** Text shown **
Hi Jon,
Thanks for your suggestions. .
I cannot at this point change the legacy server but I do know that the server converts each char back and forth from network order (kind of lame but I've got to live with it). Further, I don't even know the native endianness of the server, it could be Intel or Sparc, so I have to stick to network order for each char in the Unicode strings!!
Any more suggestions ?
Srikant
----- Jon Skeet [C# MVP] wrote: -----
srikant <an*******@discussions.microsoft.com> wrote:
I am writing a client in C# that needs to communicate over the network
to a legacy C++ application that uses Unicode strings. I realize that
C# strings are already in Unicode, however, how do I account for the
network order transformation. Can I simply do the equivalent of string = "hello world"; // this is a unicode strings (2 bytes per char) bytes[] buffer = UnicodeEncoding.GetBytes(str);
myNetworkStream.Write(buffer, 0, buffer.Length);
You can do almost exactly that:
byte[] buffer = Encoding.Unicode.GetBytes(str);
I guess, if the client and server are both on the same architecture
then this isn't an issue. However, what if my legacy server is on Unix
(Solaris) ? Won't the byte ordering/endianness create problems ?

** Task instructions **
1: Translate this sentence from the message into Spanish: "I realize that C# strings are already in Unicode, however, how do I account for the network order transformation."
2: Reproduce word for word the portion of the message that opens with the words containing "Any more suggestions" and closes with "create problems ?".
The items have nothing to do with the message above.

** Provided information **
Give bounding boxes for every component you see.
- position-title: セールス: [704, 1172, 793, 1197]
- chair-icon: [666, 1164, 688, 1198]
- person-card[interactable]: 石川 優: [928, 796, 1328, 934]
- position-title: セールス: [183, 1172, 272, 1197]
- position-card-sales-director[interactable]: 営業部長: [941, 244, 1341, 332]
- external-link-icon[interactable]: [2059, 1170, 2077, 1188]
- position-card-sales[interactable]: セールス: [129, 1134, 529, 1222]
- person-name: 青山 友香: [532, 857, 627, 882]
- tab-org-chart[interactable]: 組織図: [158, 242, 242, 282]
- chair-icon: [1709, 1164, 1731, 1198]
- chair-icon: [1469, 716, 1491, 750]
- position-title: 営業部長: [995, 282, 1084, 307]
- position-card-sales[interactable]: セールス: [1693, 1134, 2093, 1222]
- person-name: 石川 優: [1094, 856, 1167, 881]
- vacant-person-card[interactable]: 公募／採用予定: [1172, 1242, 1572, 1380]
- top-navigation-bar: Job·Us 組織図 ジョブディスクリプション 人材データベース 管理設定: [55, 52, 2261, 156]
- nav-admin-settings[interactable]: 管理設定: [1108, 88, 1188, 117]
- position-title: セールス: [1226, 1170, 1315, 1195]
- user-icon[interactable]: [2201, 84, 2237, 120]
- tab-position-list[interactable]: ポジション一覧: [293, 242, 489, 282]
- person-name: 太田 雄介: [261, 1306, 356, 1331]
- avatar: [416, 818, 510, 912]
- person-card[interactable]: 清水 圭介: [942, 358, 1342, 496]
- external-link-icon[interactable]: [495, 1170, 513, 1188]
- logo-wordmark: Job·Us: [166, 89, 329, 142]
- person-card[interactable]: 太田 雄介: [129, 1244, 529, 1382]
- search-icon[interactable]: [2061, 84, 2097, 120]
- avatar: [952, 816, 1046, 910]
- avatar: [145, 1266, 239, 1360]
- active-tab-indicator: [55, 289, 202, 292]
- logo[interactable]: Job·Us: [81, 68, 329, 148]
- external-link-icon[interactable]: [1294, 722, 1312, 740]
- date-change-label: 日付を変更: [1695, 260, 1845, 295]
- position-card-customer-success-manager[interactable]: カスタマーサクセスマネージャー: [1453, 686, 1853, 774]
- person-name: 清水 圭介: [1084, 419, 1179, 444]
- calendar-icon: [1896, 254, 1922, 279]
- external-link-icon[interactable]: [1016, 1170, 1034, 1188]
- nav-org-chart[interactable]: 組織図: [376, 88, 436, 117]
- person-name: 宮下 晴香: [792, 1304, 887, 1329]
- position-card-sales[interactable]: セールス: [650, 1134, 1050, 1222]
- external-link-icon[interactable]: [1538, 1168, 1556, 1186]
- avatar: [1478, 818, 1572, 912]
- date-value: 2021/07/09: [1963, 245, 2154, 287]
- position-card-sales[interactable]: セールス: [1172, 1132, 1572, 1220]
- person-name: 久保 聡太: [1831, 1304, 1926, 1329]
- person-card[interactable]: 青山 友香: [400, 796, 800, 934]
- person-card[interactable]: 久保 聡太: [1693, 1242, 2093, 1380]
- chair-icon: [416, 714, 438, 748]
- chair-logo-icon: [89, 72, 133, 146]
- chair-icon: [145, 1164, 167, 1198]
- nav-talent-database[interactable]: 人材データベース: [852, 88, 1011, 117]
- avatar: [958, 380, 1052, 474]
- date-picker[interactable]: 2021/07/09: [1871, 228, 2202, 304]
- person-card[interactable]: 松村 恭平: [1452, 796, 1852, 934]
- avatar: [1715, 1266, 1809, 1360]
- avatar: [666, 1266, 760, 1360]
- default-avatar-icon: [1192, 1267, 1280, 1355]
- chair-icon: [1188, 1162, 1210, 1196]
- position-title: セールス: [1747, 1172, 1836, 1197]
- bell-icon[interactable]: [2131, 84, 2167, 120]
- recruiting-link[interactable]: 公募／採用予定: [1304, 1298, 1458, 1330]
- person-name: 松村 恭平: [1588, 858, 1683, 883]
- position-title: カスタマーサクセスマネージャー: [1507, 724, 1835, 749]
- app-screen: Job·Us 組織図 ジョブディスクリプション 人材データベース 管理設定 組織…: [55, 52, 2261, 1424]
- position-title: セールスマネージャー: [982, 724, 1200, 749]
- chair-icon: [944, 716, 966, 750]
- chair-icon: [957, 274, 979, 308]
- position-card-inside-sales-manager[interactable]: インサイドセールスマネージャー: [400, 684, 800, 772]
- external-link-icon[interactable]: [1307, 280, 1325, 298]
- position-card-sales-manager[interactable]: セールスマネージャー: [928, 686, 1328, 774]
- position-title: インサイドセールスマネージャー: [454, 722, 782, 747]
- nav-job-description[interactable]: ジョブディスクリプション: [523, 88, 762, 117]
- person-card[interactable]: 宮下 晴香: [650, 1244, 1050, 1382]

** Answers to the problems **
1: Me doy cuenta de que las cadenas de C# ya están en Unicode; sin embargo, ¿cómo tengo en cuenta la transformación al orden de red?

2:
Any more suggestions ?
Srikant
----- Jon Skeet [C# MVP] wrote: -----
srikant <an*******@discussions.microsoft.com> wrote:
I am writing a client in C# that needs to communicate over the network
to a legacy C++ application that uses Unicode strings. I realize that
C# strings are already in Unicode, however, how do I account for the
network order transformation. Can I simply do the equivalent of string = "hello world"; // this is a unicode strings (2 bytes per char) bytes[] buffer = UnicodeEncoding.GetBytes(str);
myNetworkStream.Write(buffer, 0, buffer.Length);
You can do almost exactly that:
byte[] buffer = Encoding.Unicode.GetBytes(str);
I guess, if the client and server are both on the same architecture
then this isn't an issue. However, what if my legacy server is on Unix
(Solaris) ? Won't the byte ordering/endianness create problems ?